- What you have to do -
Only the number is needed: how many lines contain the word "Grade"?

Records from a dataset:
---

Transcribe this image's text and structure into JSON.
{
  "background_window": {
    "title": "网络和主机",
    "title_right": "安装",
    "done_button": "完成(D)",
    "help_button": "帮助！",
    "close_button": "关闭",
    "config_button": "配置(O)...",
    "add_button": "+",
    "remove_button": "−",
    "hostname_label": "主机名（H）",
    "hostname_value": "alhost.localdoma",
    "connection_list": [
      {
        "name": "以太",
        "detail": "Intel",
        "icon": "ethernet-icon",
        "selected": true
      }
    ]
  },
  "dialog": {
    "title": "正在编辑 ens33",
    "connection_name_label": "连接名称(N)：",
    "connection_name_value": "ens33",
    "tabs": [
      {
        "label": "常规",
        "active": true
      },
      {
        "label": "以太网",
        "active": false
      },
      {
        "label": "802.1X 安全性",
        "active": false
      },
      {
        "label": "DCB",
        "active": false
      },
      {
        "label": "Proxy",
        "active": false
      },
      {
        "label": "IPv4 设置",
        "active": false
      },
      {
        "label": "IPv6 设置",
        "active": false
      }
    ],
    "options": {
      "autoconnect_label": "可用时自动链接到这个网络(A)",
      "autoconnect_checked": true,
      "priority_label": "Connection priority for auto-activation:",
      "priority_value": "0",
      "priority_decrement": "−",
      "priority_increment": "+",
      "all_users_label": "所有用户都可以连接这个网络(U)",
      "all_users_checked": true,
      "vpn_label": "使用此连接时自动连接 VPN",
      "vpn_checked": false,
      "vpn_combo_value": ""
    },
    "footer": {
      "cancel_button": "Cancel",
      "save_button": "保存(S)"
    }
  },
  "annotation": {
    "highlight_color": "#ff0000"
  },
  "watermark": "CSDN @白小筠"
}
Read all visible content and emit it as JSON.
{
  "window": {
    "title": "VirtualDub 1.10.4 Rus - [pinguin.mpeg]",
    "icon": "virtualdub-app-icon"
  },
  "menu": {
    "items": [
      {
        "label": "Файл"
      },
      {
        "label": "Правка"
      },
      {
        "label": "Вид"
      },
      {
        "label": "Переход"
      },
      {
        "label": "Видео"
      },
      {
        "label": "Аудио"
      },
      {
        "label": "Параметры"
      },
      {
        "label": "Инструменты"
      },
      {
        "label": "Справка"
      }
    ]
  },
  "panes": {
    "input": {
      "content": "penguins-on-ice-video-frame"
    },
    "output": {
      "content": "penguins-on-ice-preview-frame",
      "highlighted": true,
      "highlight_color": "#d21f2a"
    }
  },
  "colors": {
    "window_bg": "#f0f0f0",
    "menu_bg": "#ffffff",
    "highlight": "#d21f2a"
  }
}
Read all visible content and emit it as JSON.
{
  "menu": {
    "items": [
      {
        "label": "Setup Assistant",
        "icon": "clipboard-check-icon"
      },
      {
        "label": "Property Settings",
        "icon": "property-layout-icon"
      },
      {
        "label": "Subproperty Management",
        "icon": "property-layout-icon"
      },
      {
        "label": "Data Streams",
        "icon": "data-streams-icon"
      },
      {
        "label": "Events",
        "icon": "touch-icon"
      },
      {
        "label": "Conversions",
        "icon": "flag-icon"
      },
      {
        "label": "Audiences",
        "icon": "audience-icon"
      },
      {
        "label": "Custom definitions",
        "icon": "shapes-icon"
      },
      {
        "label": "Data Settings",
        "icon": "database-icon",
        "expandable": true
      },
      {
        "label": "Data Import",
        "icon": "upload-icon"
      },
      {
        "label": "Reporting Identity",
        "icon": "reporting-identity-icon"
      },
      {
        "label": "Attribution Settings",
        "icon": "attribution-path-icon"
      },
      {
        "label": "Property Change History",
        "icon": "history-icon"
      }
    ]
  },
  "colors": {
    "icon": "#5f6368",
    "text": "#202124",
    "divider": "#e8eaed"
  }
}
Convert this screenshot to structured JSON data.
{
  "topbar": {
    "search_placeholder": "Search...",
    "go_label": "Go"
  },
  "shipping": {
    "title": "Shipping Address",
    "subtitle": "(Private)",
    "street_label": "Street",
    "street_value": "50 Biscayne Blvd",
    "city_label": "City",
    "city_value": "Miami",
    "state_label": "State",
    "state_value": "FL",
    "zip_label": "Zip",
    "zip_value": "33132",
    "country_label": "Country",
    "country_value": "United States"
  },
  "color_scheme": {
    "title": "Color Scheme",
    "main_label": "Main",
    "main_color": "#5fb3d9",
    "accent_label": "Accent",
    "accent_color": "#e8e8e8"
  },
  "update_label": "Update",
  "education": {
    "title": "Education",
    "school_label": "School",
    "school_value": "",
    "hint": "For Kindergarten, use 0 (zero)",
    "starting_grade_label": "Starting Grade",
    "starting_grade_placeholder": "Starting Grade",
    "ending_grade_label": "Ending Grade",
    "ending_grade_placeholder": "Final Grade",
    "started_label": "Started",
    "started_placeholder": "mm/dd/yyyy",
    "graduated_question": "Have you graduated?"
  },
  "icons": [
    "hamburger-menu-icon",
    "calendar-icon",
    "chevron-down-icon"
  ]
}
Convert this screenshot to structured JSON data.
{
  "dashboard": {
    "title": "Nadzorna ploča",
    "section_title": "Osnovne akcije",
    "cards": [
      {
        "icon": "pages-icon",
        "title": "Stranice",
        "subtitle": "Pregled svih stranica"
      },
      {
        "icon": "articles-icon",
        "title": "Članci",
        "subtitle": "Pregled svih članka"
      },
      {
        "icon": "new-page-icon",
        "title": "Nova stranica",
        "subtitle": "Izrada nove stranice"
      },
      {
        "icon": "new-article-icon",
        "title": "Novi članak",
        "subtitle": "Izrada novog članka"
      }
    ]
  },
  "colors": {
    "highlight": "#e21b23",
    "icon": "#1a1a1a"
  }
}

---

- Correct result -
4